TO BE DONE: Make an exact copy of the lines, leaving the pictures out.
··· DATA FOR THIS EXERCISE
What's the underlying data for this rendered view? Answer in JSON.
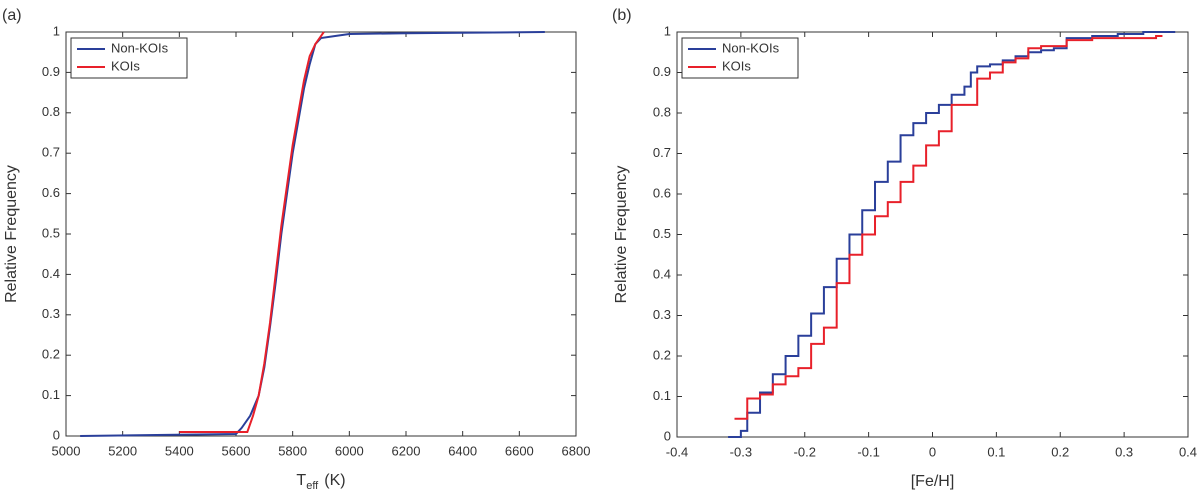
{
  "chart_data": [
    {
      "type": "line",
      "step": false,
      "panel_label": "(a)",
      "xlabel": "T",
      "xlabel_subscript": "eff",
      "xlabel_unit": "(K)",
      "ylabel": "Relative Frequency",
      "xlim": [
        5000,
        6800
      ],
      "xticks": [
        5000,
        5200,
        5400,
        5600,
        5800,
        6000,
        6200,
        6400,
        6600,
        6800
      ],
      "ylim": [
        0,
        1
      ],
      "yticks": [
        0,
        0.1,
        0.2,
        0.3,
        0.4,
        0.5,
        0.6,
        0.7,
        0.8,
        0.9,
        1
      ],
      "grid": false,
      "legend": "upper left",
      "series": [
        {
          "name": "Non-KOIs",
          "color": "#2a3f9a",
          "x": [
            5050,
            5600,
            5620,
            5650,
            5680,
            5700,
            5720,
            5740,
            5760,
            5780,
            5800,
            5820,
            5840,
            5860,
            5880,
            5900,
            5950,
            6000,
            6200,
            6400,
            6690
          ],
          "values": [
            0,
            0.005,
            0.02,
            0.05,
            0.1,
            0.17,
            0.27,
            0.38,
            0.5,
            0.6,
            0.7,
            0.78,
            0.86,
            0.92,
            0.97,
            0.985,
            0.99,
            0.995,
            0.997,
            0.998,
            1
          ]
        },
        {
          "name": "KOIs",
          "color": "#e8202a",
          "x": [
            5400,
            5640,
            5660,
            5680,
            5700,
            5720,
            5740,
            5760,
            5780,
            5800,
            5820,
            5840,
            5860,
            5880,
            5900,
            5910
          ],
          "values": [
            0.01,
            0.01,
            0.05,
            0.1,
            0.18,
            0.28,
            0.4,
            0.52,
            0.62,
            0.72,
            0.8,
            0.88,
            0.94,
            0.97,
            0.99,
            1
          ]
        }
      ]
    },
    {
      "type": "line",
      "step": true,
      "panel_label": "(b)",
      "xlabel": "[Fe/H]",
      "ylabel": "Relative Frequency",
      "xlim": [
        -0.4,
        0.4
      ],
      "xticks": [
        -0.4,
        -0.3,
        -0.2,
        -0.1,
        0,
        0.1,
        0.2,
        0.3,
        0.4
      ],
      "ylim": [
        0,
        1
      ],
      "yticks": [
        0,
        0.1,
        0.2,
        0.3,
        0.4,
        0.5,
        0.6,
        0.7,
        0.8,
        0.9,
        1
      ],
      "grid": false,
      "legend": "upper left",
      "series": [
        {
          "name": "Non-KOIs",
          "color": "#2a3f9a",
          "x": [
            -0.32,
            -0.3,
            -0.29,
            -0.27,
            -0.25,
            -0.23,
            -0.21,
            -0.19,
            -0.17,
            -0.15,
            -0.13,
            -0.11,
            -0.09,
            -0.07,
            -0.05,
            -0.03,
            -0.01,
            0.01,
            0.03,
            0.05,
            0.06,
            0.07,
            0.09,
            0.11,
            0.13,
            0.15,
            0.17,
            0.19,
            0.21,
            0.25,
            0.29,
            0.33,
            0.38
          ],
          "values": [
            0,
            0.015,
            0.06,
            0.11,
            0.155,
            0.2,
            0.25,
            0.305,
            0.37,
            0.44,
            0.5,
            0.56,
            0.63,
            0.68,
            0.745,
            0.775,
            0.8,
            0.82,
            0.845,
            0.865,
            0.9,
            0.915,
            0.92,
            0.93,
            0.94,
            0.95,
            0.955,
            0.96,
            0.985,
            0.99,
            0.995,
            1,
            1
          ]
        },
        {
          "name": "KOIs",
          "color": "#e8202a",
          "x": [
            -0.31,
            -0.29,
            -0.27,
            -0.25,
            -0.23,
            -0.21,
            -0.19,
            -0.17,
            -0.15,
            -0.13,
            -0.11,
            -0.09,
            -0.07,
            -0.05,
            -0.03,
            -0.01,
            0.01,
            0.03,
            0.05,
            0.07,
            0.09,
            0.11,
            0.13,
            0.15,
            0.17,
            0.21,
            0.25,
            0.35,
            0.36
          ],
          "values": [
            0.045,
            0.095,
            0.105,
            0.13,
            0.15,
            0.17,
            0.23,
            0.27,
            0.38,
            0.45,
            0.5,
            0.545,
            0.58,
            0.63,
            0.67,
            0.72,
            0.755,
            0.82,
            0.82,
            0.885,
            0.9,
            0.925,
            0.935,
            0.96,
            0.965,
            0.98,
            0.985,
            0.99,
            0.99
          ]
        }
      ]
    }
  ]
}
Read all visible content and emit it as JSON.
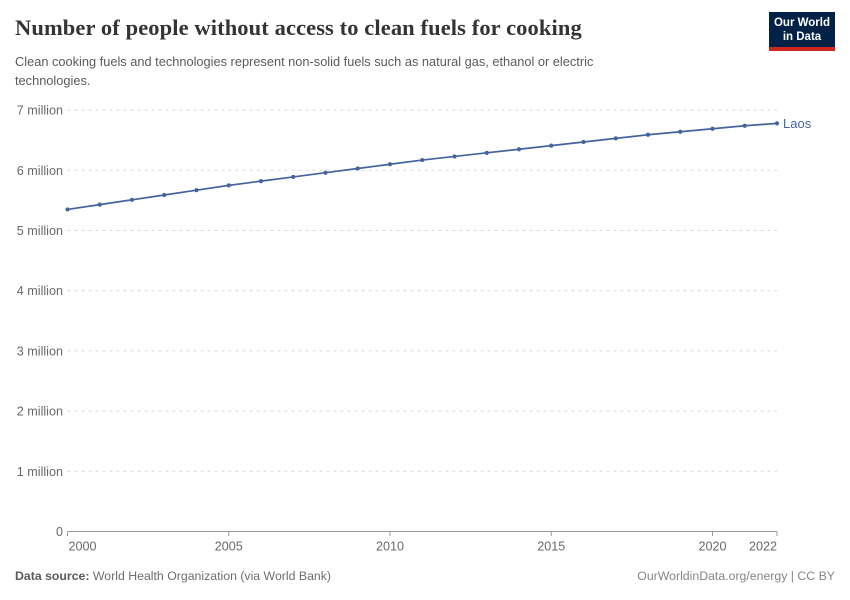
······
EXERCISE ANSWER:
What's the underlying data for this rendered view? Answer in JSON.
{
  "chart_data": [
    {
      "type": "line",
      "step": false,
      "panel_label": "(a)",
      "xlabel": "T",
      "xlabel_subscript": "eff",
      "xlabel_unit": "(K)",
      "ylabel": "Relative Frequency",
      "xlim": [
        5000,
        6800
      ],
      "xticks": [
        5000,
        5200,
        5400,
        5600,
        5800,
        6000,
        6200,
        6400,
        6600,
        6800
      ],
      "ylim": [
        0,
        1
      ],
      "yticks": [
        0,
        0.1,
        0.2,
        0.3,
        0.4,
        0.5,
        0.6,
        0.7,
        0.8,
        0.9,
        1
      ],
      "grid": false,
      "legend": "upper left",
      "series": [
        {
          "name": "Non-KOIs",
          "color": "#2a3f9a",
          "x": [
            5050,
            5600,
            5620,
            5650,
            5680,
            5700,
            5720,
            5740,
            5760,
            5780,
            5800,
            5820,
            5840,
            5860,
            5880,
            5900,
            5950,
            6000,
            6200,
            6400,
            6690
          ],
          "values": [
            0,
            0.005,
            0.02,
            0.05,
            0.1,
            0.17,
            0.27,
            0.38,
            0.5,
            0.6,
            0.7,
            0.78,
            0.86,
            0.92,
            0.97,
            0.985,
            0.99,
            0.995,
            0.997,
            0.998,
            1
          ]
        },
        {
          "name": "KOIs",
          "color": "#e8202a",
          "x": [
            5400,
            5640,
            5660,
            5680,
            5700,
            5720,
            5740,
            5760,
            5780,
            5800,
            5820,
            5840,
            5860,
            5880,
            5900,
            5910
          ],
          "values": [
            0.01,
            0.01,
            0.05,
            0.1,
            0.18,
            0.28,
            0.4,
            0.52,
            0.62,
            0.72,
            0.8,
            0.88,
            0.94,
            0.97,
            0.99,
            1
          ]
        }
      ]
    },
    {
      "type": "line",
      "step": true,
      "panel_label": "(b)",
      "xlabel": "[Fe/H]",
      "ylabel": "Relative Frequency",
      "xlim": [
        -0.4,
        0.4
      ],
      "xticks": [
        -0.4,
        -0.3,
        -0.2,
        -0.1,
        0,
        0.1,
        0.2,
        0.3,
        0.4
      ],
      "ylim": [
        0,
        1
      ],
      "yticks": [
        0,
        0.1,
        0.2,
        0.3,
        0.4,
        0.5,
        0.6,
        0.7,
        0.8,
        0.9,
        1
      ],
      "grid": false,
      "legend": "upper left",
      "series": [
        {
          "name": "Non-KOIs",
          "color": "#2a3f9a",
          "x": [
            -0.32,
            -0.3,
            -0.29,
            -0.27,
            -0.25,
            -0.23,
            -0.21,
            -0.19,
            -0.17,
            -0.15,
            -0.13,
            -0.11,
            -0.09,
            -0.07,
            -0.05,
            -0.03,
            -0.01,
            0.01,
            0.03,
            0.05,
            0.06,
            0.07,
            0.09,
            0.11,
            0.13,
            0.15,
            0.17,
            0.19,
            0.21,
            0.25,
            0.29,
            0.33,
            0.38
          ],
          "values": [
            0,
            0.015,
            0.06,
            0.11,
            0.155,
            0.2,
            0.25,
            0.305,
            0.37,
            0.44,
            0.5,
            0.56,
            0.63,
            0.68,
            0.745,
            0.775,
            0.8,
            0.82,
            0.845,
            0.865,
            0.9,
            0.915,
            0.92,
            0.93,
            0.94,
            0.95,
            0.955,
            0.96,
            0.985,
            0.99,
            0.995,
            1,
            1
          ]
        },
        {
          "name": "KOIs",
          "color": "#e8202a",
          "x": [
            -0.31,
            -0.29,
            -0.27,
            -0.25,
            -0.23,
            -0.21,
            -0.19,
            -0.17,
            -0.15,
            -0.13,
            -0.11,
            -0.09,
            -0.07,
            -0.05,
            -0.03,
            -0.01,
            0.01,
            0.03,
            0.05,
            0.07,
            0.09,
            0.11,
            0.13,
            0.15,
            0.17,
            0.21,
            0.25,
            0.35,
            0.36
          ],
          "values": [
            0.045,
            0.095,
            0.105,
            0.13,
            0.15,
            0.17,
            0.23,
            0.27,
            0.38,
            0.45,
            0.5,
            0.545,
            0.58,
            0.63,
            0.67,
            0.72,
            0.755,
            0.82,
            0.82,
            0.885,
            0.9,
            0.925,
            0.935,
            0.96,
            0.965,
            0.98,
            0.985,
            0.99,
            0.99
          ]
        }
      ]
    }
  ]
}
Read all visible content and emit it as JSON.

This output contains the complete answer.